EXERCISE: Will you give the material below again, every line exactly as it is?
>> Begin ENTRIES SHOWN
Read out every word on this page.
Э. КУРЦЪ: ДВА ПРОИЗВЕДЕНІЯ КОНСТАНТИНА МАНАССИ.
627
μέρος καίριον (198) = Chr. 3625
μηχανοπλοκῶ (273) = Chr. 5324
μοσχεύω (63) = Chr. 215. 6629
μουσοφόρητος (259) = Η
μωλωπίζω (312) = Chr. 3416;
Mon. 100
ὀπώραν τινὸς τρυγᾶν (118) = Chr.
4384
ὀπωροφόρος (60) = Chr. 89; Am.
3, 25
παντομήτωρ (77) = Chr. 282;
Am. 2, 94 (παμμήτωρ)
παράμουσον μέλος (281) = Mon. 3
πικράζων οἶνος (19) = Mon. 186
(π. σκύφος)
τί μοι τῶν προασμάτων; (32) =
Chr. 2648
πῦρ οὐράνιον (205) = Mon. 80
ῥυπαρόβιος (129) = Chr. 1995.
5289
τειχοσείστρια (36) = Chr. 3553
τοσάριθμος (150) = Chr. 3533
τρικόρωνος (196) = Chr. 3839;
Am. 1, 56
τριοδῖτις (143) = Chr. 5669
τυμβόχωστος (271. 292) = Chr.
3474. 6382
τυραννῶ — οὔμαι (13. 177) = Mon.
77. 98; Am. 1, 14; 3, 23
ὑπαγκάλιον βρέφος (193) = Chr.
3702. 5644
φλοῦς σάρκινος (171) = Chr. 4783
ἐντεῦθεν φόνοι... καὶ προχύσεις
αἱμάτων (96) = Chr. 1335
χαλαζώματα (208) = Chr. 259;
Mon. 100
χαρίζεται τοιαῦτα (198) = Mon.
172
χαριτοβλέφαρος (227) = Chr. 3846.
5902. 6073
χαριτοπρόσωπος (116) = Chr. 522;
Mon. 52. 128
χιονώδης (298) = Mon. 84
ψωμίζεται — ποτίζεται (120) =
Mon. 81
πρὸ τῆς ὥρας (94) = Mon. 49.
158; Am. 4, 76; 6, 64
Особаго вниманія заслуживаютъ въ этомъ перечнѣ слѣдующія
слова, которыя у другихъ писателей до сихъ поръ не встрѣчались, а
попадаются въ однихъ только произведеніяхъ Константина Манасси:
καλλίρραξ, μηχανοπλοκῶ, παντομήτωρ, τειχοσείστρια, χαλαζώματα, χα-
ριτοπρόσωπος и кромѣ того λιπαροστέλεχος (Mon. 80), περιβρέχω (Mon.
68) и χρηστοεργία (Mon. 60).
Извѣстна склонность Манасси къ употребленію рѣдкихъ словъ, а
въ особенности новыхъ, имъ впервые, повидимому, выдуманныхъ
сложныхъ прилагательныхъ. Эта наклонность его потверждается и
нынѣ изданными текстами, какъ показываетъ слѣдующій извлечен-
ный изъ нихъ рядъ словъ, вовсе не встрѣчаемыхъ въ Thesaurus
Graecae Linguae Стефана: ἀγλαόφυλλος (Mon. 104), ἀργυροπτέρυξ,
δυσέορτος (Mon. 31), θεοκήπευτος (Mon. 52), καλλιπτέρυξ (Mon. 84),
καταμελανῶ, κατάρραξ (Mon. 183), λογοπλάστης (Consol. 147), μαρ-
>> End ENTRIES SHOWN
EXERCISE OUTPUT:
Read out every word on this page.
Э. КУРЦЪ: ДВА ПРОИЗВЕДЕНІЯ КОНСТАНТИНА МАНАССИ.
627
μέρος καίριον (198) = Chr. 3625
μηχανοπλοκῶ (273) = Chr. 5324
μοσχεύω (63) = Chr. 215. 6629
μουσοφόρητος (259) = Η
μωλωπίζω (312) = Chr. 3416;
Mon. 100
ὀπώραν τινὸς τρυγᾶν (118) = Chr.
4384
ὀπωροφόρος (60) = Chr. 89; Am.
3, 25
παντομήτωρ (77) = Chr. 282;
Am. 2, 94 (παμμήτωρ)
παράμουσον μέλος (281) = Mon. 3
πικράζων οἶνος (19) = Mon. 186
(π. σκύφος)
τί μοι τῶν προασμάτων; (32) =
Chr. 2648
πῦρ οὐράνιον (205) = Mon. 80
ῥυπαρόβιος (129) = Chr. 1995.
5289
τειχοσείστρια (36) = Chr. 3553
τοσάριθμος (150) = Chr. 3533
τρικόρωνος (196) = Chr. 3839;
Am. 1, 56
τριοδῖτις (143) = Chr. 5669
τυμβόχωστος (271. 292) = Chr.
3474. 6382
τυραννῶ — οὔμαι (13. 177) = Mon.
77. 98; Am. 1, 14; 3, 23
ὑπαγκάλιον βρέφος (193) = Chr.
3702. 5644
φλοῦς σάρκινος (171) = Chr. 4783
ἐντεῦθεν φόνοι... καὶ προχύσεις
αἱμάτων (96) = Chr. 1335
χαλαζώματα (208) = Chr. 259;
Mon. 100
χαρίζεται τοιαῦτα (198) = Mon.
172
χαριτοβλέφαρος (227) = Chr. 3846.
5902. 6073
χαριτοπρόσωπος (116) = Chr. 522;
Mon. 52. 128
χιονώδης (298) = Mon. 84
ψωμίζεται — ποτίζεται (120) =
Mon. 81
πρὸ τῆς ὥρας (94) = Mon. 49.
158; Am. 4, 76; 6, 64
Особаго вниманія заслуживаютъ въ этомъ перечнѣ слѣдующія
слова, которыя у другихъ писателей до сихъ поръ не встрѣчались, а
попадаются въ однихъ только произведеніяхъ Константина Манасси:
καλλίρραξ, μηχανοπλοκῶ, παντομήτωρ, τειχοσείστρια, χαλαζώματα, χα-
ριτοπρόσωπος и кромѣ того λιπαροστέλεχος (Mon. 80), περιβρέχω (Mon.
68) и χρηστοεργία (Mon. 60).
Извѣстна склонность Манасси къ употребленію рѣдкихъ словъ, а
въ особенности новыхъ, имъ впервые, повидимому, выдуманныхъ
сложныхъ прилагательныхъ. Эта наклонность его потверждается и
нынѣ изданными текстами, какъ показываетъ слѣдующій извлечен-
ный изъ нихъ рядъ словъ, вовсе не встрѣчаемыхъ въ Thesaurus
Graecae Linguae Стефана: ἀγλαόφυλλος (Mon. 104), ἀργυροπτέρυξ,
δυσέορτος (Mon. 31), θεοκήπευτος (Mon. 52), καλλιπτέρυξ (Mon. 84),
καταμελανῶ, κατάρραξ (Mon. 183), λογοπλάστης (Consol. 147), μαρ-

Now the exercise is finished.